- _Given exercise_
Output the records. Match them exactly.

[Dataset records]
○ ○ ○
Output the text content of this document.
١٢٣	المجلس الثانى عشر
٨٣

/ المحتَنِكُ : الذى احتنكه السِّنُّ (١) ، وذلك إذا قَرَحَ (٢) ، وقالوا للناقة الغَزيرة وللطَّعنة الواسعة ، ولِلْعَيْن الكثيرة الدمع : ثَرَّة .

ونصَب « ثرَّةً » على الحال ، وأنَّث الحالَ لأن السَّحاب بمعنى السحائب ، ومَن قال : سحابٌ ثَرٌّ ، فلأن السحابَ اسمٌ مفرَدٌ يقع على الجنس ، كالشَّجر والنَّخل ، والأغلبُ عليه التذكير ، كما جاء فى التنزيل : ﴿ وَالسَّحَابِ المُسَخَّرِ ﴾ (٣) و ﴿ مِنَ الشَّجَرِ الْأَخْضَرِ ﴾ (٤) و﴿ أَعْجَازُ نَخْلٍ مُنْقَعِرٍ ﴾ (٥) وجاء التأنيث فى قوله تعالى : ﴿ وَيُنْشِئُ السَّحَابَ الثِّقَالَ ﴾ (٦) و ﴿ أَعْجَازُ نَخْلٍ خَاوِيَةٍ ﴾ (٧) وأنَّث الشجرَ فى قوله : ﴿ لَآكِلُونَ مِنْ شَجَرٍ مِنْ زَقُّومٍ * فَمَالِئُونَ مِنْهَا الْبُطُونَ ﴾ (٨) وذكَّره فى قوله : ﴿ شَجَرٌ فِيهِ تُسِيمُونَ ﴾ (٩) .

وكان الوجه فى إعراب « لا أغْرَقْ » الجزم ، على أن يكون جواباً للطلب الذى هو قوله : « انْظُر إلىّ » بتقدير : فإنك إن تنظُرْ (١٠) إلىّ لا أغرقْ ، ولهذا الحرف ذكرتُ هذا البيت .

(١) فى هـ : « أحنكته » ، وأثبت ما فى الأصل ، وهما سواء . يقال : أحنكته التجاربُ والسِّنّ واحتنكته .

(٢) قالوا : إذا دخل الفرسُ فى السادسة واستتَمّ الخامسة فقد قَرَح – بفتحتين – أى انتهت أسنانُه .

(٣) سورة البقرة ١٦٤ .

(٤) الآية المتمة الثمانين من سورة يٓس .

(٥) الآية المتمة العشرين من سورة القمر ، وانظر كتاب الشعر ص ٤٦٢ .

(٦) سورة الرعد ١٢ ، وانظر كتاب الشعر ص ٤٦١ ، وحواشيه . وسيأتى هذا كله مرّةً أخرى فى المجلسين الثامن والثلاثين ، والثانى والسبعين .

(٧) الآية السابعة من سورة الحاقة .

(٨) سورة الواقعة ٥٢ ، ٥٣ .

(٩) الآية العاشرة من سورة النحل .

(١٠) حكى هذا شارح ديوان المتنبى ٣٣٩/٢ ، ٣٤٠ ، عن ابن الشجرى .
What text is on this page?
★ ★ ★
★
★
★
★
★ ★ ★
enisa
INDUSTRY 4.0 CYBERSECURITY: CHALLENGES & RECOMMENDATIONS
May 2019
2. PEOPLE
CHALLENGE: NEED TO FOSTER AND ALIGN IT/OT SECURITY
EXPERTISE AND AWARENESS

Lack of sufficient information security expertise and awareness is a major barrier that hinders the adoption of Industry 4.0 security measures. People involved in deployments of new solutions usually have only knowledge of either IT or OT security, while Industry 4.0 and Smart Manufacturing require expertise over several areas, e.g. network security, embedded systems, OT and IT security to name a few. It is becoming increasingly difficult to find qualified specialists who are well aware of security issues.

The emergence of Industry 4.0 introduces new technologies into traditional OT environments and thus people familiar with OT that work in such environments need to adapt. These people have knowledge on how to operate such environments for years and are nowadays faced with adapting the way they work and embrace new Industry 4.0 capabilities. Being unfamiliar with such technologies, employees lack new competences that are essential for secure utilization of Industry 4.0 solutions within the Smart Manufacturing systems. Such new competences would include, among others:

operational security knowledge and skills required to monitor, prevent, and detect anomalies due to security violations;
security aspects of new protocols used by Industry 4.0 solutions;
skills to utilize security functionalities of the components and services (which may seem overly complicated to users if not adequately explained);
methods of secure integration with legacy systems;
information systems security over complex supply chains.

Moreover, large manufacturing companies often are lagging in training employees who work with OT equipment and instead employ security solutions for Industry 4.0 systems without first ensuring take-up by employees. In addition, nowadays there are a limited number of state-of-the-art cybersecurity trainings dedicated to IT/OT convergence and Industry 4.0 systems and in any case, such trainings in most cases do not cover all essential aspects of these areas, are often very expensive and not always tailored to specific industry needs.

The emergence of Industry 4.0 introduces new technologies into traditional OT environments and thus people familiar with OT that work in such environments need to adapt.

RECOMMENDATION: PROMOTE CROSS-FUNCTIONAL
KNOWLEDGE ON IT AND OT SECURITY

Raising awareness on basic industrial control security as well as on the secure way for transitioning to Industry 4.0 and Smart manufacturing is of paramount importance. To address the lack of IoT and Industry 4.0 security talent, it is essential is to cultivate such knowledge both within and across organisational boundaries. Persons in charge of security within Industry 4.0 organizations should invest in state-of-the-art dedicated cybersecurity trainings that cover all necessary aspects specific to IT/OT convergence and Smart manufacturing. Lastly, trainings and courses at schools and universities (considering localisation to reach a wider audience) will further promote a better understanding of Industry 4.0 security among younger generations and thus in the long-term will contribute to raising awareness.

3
○ ○ ○
- _Solution to this problem_
Output the text content of this document.
١٢٣	المجلس الثانى عشر
٨٣

/ المحتَنِكُ : الذى احتنكه السِّنُّ (١) ، وذلك إذا قَرَحَ (٢) ، وقالوا للناقة الغَزيرة وللطَّعنة الواسعة ، ولِلْعَيْن الكثيرة الدمع : ثَرَّة .

ونصَب « ثرَّةً » على الحال ، وأنَّث الحالَ لأن السَّحاب بمعنى السحائب ، ومَن قال : سحابٌ ثَرٌّ ، فلأن السحابَ اسمٌ مفرَدٌ يقع على الجنس ، كالشَّجر والنَّخل ، والأغلبُ عليه التذكير ، كما جاء فى التنزيل : ﴿ وَالسَّحَابِ المُسَخَّرِ ﴾ (٣) و ﴿ مِنَ الشَّجَرِ الْأَخْضَرِ ﴾ (٤) و﴿ أَعْجَازُ نَخْلٍ مُنْقَعِرٍ ﴾ (٥) وجاء التأنيث فى قوله تعالى : ﴿ وَيُنْشِئُ السَّحَابَ الثِّقَالَ ﴾ (٦) و ﴿ أَعْجَازُ نَخْلٍ خَاوِيَةٍ ﴾ (٧) وأنَّث الشجرَ فى قوله : ﴿ لَآكِلُونَ مِنْ شَجَرٍ مِنْ زَقُّومٍ * فَمَالِئُونَ مِنْهَا الْبُطُونَ ﴾ (٨) وذكَّره فى قوله : ﴿ شَجَرٌ فِيهِ تُسِيمُونَ ﴾ (٩) .

وكان الوجه فى إعراب « لا أغْرَقْ » الجزم ، على أن يكون جواباً للطلب الذى هو قوله : « انْظُر إلىّ » بتقدير : فإنك إن تنظُرْ (١٠) إلىّ لا أغرقْ ، ولهذا الحرف ذكرتُ هذا البيت .

(١) فى هـ : « أحنكته » ، وأثبت ما فى الأصل ، وهما سواء . يقال : أحنكته التجاربُ والسِّنّ واحتنكته .

(٢) قالوا : إذا دخل الفرسُ فى السادسة واستتَمّ الخامسة فقد قَرَح – بفتحتين – أى انتهت أسنانُه .

(٣) سورة البقرة ١٦٤ .

(٤) الآية المتمة الثمانين من سورة يٓس .

(٥) الآية المتمة العشرين من سورة القمر ، وانظر كتاب الشعر ص ٤٦٢ .

(٦) سورة الرعد ١٢ ، وانظر كتاب الشعر ص ٤٦١ ، وحواشيه . وسيأتى هذا كله مرّةً أخرى فى المجلسين الثامن والثلاثين ، والثانى والسبعين .

(٧) الآية السابعة من سورة الحاقة .

(٨) سورة الواقعة ٥٢ ، ٥٣ .

(٩) الآية العاشرة من سورة النحل .

(١٠) حكى هذا شارح ديوان المتنبى ٣٣٩/٢ ، ٣٤٠ ، عن ابن الشجرى .
What text is on this page?
★ ★ ★
★
★
★
★
★ ★ ★
enisa
INDUSTRY 4.0 CYBERSECURITY: CHALLENGES & RECOMMENDATIONS
May 2019
2. PEOPLE
CHALLENGE: NEED TO FOSTER AND ALIGN IT/OT SECURITY
EXPERTISE AND AWARENESS

Lack of sufficient information security expertise and awareness is a major barrier that hinders the adoption of Industry 4.0 security measures. People involved in deployments of new solutions usually have only knowledge of either IT or OT security, while Industry 4.0 and Smart Manufacturing require expertise over several areas, e.g. network security, embedded systems, OT and IT security to name a few. It is becoming increasingly difficult to find qualified specialists who are well aware of security issues.

The emergence of Industry 4.0 introduces new technologies into traditional OT environments and thus people familiar with OT that work in such environments need to adapt. These people have knowledge on how to operate such environments for years and are nowadays faced with adapting the way they work and embrace new Industry 4.0 capabilities. Being unfamiliar with such technologies, employees lack new competences that are essential for secure utilization of Industry 4.0 solutions within the Smart Manufacturing systems. Such new competences would include, among others:

operational security knowledge and skills required to monitor, prevent, and detect anomalies due to security violations;
security aspects of new protocols used by Industry 4.0 solutions;
skills to utilize security functionalities of the components and services (which may seem overly complicated to users if not adequately explained);
methods of secure integration with legacy systems;
information systems security over complex supply chains.

Moreover, large manufacturing companies often are lagging in training employees who work with OT equipment and instead employ security solutions for Industry 4.0 systems without first ensuring take-up by employees. In addition, nowadays there are a limited number of state-of-the-art cybersecurity trainings dedicated to IT/OT convergence and Industry 4.0 systems and in any case, such trainings in most cases do not cover all essential aspects of these areas, are often very expensive and not always tailored to specific industry needs.

The emergence of Industry 4.0 introduces new technologies into traditional OT environments and thus people familiar with OT that work in such environments need to adapt.

RECOMMENDATION: PROMOTE CROSS-FUNCTIONAL
KNOWLEDGE ON IT AND OT SECURITY

Raising awareness on basic industrial control security as well as on the secure way for transitioning to Industry 4.0 and Smart manufacturing is of paramount importance. To address the lack of IoT and Industry 4.0 security talent, it is essential is to cultivate such knowledge both within and across organisational boundaries. Persons in charge of security within Industry 4.0 organizations should invest in state-of-the-art dedicated cybersecurity trainings that cover all necessary aspects specific to IT/OT convergence and Smart manufacturing. Lastly, trainings and courses at schools and universities (considering localisation to reach a wider audience) will further promote a better understanding of Industry 4.0 security among younger generations and thus in the long-term will contribute to raising awareness.

3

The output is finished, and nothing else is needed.